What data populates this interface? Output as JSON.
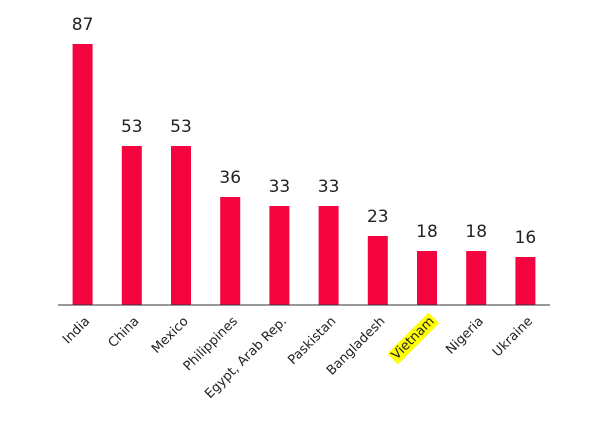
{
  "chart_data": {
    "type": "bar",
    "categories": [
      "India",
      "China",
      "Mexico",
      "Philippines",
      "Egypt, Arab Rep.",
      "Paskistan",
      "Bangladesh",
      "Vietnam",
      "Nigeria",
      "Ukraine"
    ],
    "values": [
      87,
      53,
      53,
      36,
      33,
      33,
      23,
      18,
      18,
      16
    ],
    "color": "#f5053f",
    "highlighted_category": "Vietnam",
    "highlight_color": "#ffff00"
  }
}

· · · · ·

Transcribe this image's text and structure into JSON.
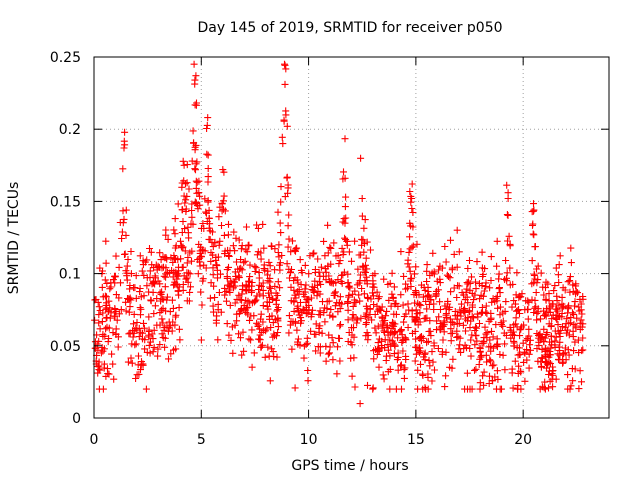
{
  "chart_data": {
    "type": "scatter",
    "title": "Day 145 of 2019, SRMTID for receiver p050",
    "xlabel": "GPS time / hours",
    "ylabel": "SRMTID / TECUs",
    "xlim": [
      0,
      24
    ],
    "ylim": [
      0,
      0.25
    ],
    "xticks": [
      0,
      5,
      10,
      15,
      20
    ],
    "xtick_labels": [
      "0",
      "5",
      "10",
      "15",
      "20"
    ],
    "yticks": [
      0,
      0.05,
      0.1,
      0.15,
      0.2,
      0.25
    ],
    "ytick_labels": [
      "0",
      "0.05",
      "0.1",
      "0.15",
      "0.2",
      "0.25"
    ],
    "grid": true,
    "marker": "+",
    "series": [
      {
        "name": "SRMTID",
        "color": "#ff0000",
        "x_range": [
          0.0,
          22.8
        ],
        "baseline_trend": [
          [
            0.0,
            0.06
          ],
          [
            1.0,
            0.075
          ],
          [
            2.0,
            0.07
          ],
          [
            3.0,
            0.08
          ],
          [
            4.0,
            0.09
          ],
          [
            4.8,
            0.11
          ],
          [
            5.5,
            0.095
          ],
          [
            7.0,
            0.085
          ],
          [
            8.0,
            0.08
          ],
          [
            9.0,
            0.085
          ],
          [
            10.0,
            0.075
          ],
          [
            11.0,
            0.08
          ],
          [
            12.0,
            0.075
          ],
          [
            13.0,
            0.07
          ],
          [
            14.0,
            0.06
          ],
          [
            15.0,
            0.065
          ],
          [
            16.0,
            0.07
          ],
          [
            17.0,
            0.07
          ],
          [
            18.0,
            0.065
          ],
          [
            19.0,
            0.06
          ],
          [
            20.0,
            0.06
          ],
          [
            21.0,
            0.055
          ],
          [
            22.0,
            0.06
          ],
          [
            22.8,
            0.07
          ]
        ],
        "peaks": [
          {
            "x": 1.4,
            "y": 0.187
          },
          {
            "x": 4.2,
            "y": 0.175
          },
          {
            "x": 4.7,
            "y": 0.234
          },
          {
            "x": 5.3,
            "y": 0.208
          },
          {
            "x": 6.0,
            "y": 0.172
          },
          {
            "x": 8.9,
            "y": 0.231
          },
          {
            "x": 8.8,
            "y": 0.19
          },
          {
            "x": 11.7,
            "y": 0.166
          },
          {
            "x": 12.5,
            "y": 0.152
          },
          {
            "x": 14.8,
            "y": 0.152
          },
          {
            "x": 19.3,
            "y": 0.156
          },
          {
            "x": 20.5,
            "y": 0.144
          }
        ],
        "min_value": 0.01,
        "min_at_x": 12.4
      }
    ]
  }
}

· · · · ·

**Work required**. Out of the material above, gather each line where "JSON" appears.

**Expected answer**.
What data populates this interface? Output as JSON.
Transcribe this image's text and structure into JSON.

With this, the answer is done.